*Exercise requirements*: Reply with one number only, the count of lines holding the string "than".

*Supplied records*:
::::::::
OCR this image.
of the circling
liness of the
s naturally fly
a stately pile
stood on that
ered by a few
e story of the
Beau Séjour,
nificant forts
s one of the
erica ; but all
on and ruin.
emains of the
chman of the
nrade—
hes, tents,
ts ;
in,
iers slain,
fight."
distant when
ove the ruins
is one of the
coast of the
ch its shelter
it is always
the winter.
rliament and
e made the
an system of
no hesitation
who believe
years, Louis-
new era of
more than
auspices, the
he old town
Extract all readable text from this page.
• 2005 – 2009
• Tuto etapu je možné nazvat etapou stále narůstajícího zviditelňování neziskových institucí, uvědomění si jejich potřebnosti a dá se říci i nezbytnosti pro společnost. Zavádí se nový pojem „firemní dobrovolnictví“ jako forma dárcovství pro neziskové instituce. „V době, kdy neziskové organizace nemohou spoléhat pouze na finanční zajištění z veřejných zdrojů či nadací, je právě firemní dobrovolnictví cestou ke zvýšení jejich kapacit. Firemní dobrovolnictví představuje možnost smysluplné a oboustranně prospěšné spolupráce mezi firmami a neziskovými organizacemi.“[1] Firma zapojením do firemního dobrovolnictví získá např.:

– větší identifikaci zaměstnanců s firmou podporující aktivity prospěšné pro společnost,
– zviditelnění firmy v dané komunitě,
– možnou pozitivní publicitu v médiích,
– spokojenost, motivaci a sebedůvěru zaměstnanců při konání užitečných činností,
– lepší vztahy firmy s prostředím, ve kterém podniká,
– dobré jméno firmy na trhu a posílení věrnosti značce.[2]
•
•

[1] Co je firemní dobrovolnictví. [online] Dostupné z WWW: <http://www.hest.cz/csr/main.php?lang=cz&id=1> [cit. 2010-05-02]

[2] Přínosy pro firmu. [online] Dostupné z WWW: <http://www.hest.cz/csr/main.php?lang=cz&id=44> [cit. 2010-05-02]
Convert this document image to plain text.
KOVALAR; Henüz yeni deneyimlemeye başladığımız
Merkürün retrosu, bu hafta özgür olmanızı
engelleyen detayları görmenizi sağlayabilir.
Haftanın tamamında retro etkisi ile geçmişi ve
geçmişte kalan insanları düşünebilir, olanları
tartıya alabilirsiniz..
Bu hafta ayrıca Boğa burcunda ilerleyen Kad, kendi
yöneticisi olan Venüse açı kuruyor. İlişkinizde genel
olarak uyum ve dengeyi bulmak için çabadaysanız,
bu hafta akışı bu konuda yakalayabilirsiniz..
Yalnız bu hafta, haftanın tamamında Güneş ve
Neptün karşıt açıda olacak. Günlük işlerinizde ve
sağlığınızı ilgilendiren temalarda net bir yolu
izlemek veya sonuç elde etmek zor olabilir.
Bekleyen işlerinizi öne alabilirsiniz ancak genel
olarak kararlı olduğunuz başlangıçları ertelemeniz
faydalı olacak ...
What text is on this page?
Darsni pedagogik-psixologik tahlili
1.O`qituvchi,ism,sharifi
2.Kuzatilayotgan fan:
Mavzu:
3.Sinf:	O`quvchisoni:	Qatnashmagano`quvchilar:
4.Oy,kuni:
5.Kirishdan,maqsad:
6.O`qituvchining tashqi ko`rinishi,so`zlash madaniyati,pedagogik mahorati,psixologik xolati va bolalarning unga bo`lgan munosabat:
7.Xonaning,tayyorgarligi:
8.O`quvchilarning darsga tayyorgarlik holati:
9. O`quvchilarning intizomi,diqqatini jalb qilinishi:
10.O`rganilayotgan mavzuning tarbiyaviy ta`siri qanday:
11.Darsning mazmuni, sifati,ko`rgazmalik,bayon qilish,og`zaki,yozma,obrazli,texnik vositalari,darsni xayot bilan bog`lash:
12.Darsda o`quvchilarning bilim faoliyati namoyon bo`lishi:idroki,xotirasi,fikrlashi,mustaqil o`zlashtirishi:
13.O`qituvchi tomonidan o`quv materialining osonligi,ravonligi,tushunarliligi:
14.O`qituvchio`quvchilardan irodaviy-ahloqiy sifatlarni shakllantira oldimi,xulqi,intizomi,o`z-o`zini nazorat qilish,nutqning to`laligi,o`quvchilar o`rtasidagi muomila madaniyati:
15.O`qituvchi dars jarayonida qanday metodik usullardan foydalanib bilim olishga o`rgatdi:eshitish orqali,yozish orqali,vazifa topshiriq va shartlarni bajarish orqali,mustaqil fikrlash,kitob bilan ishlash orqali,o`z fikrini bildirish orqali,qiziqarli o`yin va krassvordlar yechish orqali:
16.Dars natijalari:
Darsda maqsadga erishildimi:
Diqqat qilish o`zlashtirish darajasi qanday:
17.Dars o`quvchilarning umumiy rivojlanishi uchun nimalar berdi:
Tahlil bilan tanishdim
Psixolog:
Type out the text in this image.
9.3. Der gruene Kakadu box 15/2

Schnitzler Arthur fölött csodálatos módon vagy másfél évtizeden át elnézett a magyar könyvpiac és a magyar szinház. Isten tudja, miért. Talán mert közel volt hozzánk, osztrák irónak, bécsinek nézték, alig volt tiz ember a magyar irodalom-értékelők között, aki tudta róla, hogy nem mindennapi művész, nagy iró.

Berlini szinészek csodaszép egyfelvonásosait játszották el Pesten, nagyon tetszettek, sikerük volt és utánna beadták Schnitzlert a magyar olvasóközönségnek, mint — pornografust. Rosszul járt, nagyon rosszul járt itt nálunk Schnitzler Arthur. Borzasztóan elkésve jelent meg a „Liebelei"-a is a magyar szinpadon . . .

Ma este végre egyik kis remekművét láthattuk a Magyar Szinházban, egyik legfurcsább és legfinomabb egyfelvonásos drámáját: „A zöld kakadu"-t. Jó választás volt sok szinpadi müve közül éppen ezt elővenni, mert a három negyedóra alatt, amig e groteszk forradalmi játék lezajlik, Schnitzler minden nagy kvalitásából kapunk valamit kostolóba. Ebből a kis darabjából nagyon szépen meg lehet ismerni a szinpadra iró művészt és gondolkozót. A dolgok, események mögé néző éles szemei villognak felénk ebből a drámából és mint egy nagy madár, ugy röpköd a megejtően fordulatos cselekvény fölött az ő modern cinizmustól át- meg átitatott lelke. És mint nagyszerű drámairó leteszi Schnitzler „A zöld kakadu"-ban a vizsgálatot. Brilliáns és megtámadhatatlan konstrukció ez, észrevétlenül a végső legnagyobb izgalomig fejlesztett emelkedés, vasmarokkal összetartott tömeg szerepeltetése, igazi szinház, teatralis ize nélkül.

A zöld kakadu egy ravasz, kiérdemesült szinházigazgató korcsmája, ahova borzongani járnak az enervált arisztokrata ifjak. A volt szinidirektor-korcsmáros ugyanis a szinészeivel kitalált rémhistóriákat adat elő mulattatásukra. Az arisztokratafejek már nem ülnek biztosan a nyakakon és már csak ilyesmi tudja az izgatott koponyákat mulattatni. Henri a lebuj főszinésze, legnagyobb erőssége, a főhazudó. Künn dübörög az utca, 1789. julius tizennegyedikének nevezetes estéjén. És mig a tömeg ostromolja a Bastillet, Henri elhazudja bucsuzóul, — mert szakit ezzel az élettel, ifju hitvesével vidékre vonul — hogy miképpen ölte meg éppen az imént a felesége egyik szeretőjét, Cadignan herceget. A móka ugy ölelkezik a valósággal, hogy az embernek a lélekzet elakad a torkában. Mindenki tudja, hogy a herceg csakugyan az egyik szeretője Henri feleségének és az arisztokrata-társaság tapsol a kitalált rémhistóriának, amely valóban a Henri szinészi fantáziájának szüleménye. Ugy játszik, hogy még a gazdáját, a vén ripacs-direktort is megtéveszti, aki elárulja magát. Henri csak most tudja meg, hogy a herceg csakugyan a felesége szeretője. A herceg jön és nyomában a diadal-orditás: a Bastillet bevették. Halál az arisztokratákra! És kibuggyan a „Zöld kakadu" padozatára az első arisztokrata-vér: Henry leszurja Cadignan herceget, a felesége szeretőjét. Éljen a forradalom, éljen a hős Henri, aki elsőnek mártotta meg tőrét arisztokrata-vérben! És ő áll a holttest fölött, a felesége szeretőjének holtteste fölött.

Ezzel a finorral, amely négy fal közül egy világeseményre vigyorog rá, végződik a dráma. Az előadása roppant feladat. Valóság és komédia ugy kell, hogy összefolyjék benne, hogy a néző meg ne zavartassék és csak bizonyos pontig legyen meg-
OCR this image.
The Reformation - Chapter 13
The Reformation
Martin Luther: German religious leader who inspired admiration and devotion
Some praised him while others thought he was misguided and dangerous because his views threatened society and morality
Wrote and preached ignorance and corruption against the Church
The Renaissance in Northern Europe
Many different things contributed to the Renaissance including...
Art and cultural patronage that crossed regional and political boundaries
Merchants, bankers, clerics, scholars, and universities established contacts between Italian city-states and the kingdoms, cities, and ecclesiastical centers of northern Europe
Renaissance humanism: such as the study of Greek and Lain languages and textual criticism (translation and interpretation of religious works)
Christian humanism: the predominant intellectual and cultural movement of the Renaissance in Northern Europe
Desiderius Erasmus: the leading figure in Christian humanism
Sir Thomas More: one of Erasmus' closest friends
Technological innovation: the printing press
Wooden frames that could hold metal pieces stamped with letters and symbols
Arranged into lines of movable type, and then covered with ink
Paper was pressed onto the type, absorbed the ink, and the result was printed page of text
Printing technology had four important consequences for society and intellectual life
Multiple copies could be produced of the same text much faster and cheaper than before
::::::::
*Worked solution*: 2